◆ Task statement
Give a verbatim quotation of every record.

◆ Data items
───

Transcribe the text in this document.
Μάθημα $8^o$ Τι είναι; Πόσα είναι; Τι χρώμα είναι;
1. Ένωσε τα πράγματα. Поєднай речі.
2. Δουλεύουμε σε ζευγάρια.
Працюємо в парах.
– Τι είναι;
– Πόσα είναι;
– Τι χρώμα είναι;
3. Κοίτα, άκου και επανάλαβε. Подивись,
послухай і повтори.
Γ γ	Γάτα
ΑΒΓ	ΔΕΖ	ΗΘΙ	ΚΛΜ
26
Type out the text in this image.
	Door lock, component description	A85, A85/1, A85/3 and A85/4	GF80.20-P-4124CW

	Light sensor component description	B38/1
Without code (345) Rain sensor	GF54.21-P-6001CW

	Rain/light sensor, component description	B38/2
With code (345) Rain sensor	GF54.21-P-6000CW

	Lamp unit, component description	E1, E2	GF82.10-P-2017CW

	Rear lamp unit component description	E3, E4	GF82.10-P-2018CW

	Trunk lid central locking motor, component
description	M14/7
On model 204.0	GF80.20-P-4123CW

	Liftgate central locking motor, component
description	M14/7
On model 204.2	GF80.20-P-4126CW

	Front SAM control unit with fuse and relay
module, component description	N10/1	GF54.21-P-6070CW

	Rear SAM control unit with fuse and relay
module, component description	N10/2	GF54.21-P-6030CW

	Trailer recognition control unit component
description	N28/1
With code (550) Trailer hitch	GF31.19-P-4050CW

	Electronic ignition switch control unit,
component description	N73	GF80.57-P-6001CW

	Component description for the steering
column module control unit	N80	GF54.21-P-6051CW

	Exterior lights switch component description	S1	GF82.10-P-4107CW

───

◆ Written response
Transcribe the text in this document.
Μάθημα $8^o$ Τι είναι; Πόσα είναι; Τι χρώμα είναι;
1. Ένωσε τα πράγματα. Поєднай речі.
2. Δουλεύουμε σε ζευγάρια.
Працюємо в парах.
– Τι είναι;
– Πόσα είναι;
– Τι χρώμα είναι;
3. Κοίτα, άκου και επανάλαβε. Подивись,
послухай і повтори.
Γ γ	Γάτα
ΑΒΓ	ΔΕΖ	ΗΘΙ	ΚΛΜ
26
Type out the text in this image.
	Door lock, component description	A85, A85/1, A85/3 and A85/4	GF80.20-P-4124CW

	Light sensor component description	B38/1
Without code (345) Rain sensor	GF54.21-P-6001CW

	Rain/light sensor, component description	B38/2
With code (345) Rain sensor	GF54.21-P-6000CW

	Lamp unit, component description	E1, E2	GF82.10-P-2017CW

	Rear lamp unit component description	E3, E4	GF82.10-P-2018CW

	Trunk lid central locking motor, component
description	M14/7
On model 204.0	GF80.20-P-4123CW

	Liftgate central locking motor, component
description	M14/7
On model 204.2	GF80.20-P-4126CW

	Front SAM control unit with fuse and relay
module, component description	N10/1	GF54.21-P-6070CW

	Rear SAM control unit with fuse and relay
module, component description	N10/2	GF54.21-P-6030CW

	Trailer recognition control unit component
description	N28/1
With code (550) Trailer hitch	GF31.19-P-4050CW

	Electronic ignition switch control unit,
component description	N73	GF80.57-P-6001CW

	Component description for the steering
column module control unit	N80	GF54.21-P-6051CW

	Exterior lights switch component description	S1	GF82.10-P-4107CW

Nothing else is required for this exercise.